== REQUIREMENTS ==
Can you write out all of the material below, word for word?

[Start ENTRIES SUPPLIED]

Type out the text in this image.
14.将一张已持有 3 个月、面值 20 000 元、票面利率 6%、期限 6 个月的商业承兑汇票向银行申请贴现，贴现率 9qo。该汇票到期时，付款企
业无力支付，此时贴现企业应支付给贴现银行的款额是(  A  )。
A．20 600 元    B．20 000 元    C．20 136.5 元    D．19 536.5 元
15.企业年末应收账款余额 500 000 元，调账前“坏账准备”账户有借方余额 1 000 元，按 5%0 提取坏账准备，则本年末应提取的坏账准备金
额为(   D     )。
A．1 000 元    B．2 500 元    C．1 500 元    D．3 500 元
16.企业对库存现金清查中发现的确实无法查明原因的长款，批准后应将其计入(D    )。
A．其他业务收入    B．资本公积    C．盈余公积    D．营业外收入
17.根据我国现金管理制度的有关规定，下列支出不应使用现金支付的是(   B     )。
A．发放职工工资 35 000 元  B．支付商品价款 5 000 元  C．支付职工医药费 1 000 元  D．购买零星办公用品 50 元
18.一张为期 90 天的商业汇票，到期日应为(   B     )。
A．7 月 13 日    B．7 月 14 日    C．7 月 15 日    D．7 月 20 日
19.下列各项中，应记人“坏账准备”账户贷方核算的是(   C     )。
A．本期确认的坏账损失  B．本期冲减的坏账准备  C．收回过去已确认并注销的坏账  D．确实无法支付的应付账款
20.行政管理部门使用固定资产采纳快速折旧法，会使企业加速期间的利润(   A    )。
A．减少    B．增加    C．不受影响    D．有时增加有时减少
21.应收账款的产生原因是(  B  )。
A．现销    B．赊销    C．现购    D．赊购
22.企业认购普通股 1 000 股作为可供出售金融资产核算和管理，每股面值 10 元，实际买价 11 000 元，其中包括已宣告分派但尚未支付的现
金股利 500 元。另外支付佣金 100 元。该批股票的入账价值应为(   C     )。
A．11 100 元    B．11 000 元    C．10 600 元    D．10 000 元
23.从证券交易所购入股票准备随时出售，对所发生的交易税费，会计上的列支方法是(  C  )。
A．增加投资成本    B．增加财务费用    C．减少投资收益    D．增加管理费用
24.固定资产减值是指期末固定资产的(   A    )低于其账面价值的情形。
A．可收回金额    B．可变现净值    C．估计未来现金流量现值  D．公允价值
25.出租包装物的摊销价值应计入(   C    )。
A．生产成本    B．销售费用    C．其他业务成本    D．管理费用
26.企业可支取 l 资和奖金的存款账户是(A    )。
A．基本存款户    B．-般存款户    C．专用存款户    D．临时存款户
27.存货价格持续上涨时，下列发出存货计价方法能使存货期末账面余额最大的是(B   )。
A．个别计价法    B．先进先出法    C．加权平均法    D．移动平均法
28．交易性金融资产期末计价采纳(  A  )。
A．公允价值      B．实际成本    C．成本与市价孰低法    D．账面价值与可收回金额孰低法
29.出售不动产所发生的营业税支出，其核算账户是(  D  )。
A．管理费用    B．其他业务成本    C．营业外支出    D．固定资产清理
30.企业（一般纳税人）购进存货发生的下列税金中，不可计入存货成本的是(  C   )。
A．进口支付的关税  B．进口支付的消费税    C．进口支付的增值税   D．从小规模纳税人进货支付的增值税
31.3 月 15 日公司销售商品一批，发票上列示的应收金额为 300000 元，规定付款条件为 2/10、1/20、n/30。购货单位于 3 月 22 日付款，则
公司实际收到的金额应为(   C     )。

[End ENTRIES SUPPLIED]

== IN RESPONSE ==
Type out the text in this image.
14.将一张已持有 3 个月、面值 20 000 元、票面利率 6%、期限 6 个月的商业承兑汇票向银行申请贴现，贴现率 9qo。该汇票到期时，付款企
业无力支付，此时贴现企业应支付给贴现银行的款额是(  A  )。
A．20 600 元    B．20 000 元    C．20 136.5 元    D．19 536.5 元
15.企业年末应收账款余额 500 000 元，调账前“坏账准备”账户有借方余额 1 000 元，按 5%0 提取坏账准备，则本年末应提取的坏账准备金
额为(   D     )。
A．1 000 元    B．2 500 元    C．1 500 元    D．3 500 元
16.企业对库存现金清查中发现的确实无法查明原因的长款，批准后应将其计入(D    )。
A．其他业务收入    B．资本公积    C．盈余公积    D．营业外收入
17.根据我国现金管理制度的有关规定，下列支出不应使用现金支付的是(   B     )。
A．发放职工工资 35 000 元  B．支付商品价款 5 000 元  C．支付职工医药费 1 000 元  D．购买零星办公用品 50 元
18.一张为期 90 天的商业汇票，到期日应为(   B     )。
A．7 月 13 日    B．7 月 14 日    C．7 月 15 日    D．7 月 20 日
19.下列各项中，应记人“坏账准备”账户贷方核算的是(   C     )。
A．本期确认的坏账损失  B．本期冲减的坏账准备  C．收回过去已确认并注销的坏账  D．确实无法支付的应付账款
20.行政管理部门使用固定资产采纳快速折旧法，会使企业加速期间的利润(   A    )。
A．减少    B．增加    C．不受影响    D．有时增加有时减少
21.应收账款的产生原因是(  B  )。
A．现销    B．赊销    C．现购    D．赊购
22.企业认购普通股 1 000 股作为可供出售金融资产核算和管理，每股面值 10 元，实际买价 11 000 元，其中包括已宣告分派但尚未支付的现
金股利 500 元。另外支付佣金 100 元。该批股票的入账价值应为(   C     )。
A．11 100 元    B．11 000 元    C．10 600 元    D．10 000 元
23.从证券交易所购入股票准备随时出售，对所发生的交易税费，会计上的列支方法是(  C  )。
A．增加投资成本    B．增加财务费用    C．减少投资收益    D．增加管理费用
24.固定资产减值是指期末固定资产的(   A    )低于其账面价值的情形。
A．可收回金额    B．可变现净值    C．估计未来现金流量现值  D．公允价值
25.出租包装物的摊销价值应计入(   C    )。
A．生产成本    B．销售费用    C．其他业务成本    D．管理费用
26.企业可支取 l 资和奖金的存款账户是(A    )。
A．基本存款户    B．-般存款户    C．专用存款户    D．临时存款户
27.存货价格持续上涨时，下列发出存货计价方法能使存货期末账面余额最大的是(B   )。
A．个别计价法    B．先进先出法    C．加权平均法    D．移动平均法
28．交易性金融资产期末计价采纳(  A  )。
A．公允价值      B．实际成本    C．成本与市价孰低法    D．账面价值与可收回金额孰低法
29.出售不动产所发生的营业税支出，其核算账户是(  D  )。
A．管理费用    B．其他业务成本    C．营业外支出    D．固定资产清理
30.企业（一般纳税人）购进存货发生的下列税金中，不可计入存货成本的是(  C   )。
A．进口支付的关税  B．进口支付的消费税    C．进口支付的增值税   D．从小规模纳税人进货支付的增值税
31.3 月 15 日公司销售商品一批，发票上列示的应收金额为 300000 元，规定付款条件为 2/10、1/20、n/30。购货单位于 3 月 22 日付款，则
公司实际收到的金额应为(   C     )。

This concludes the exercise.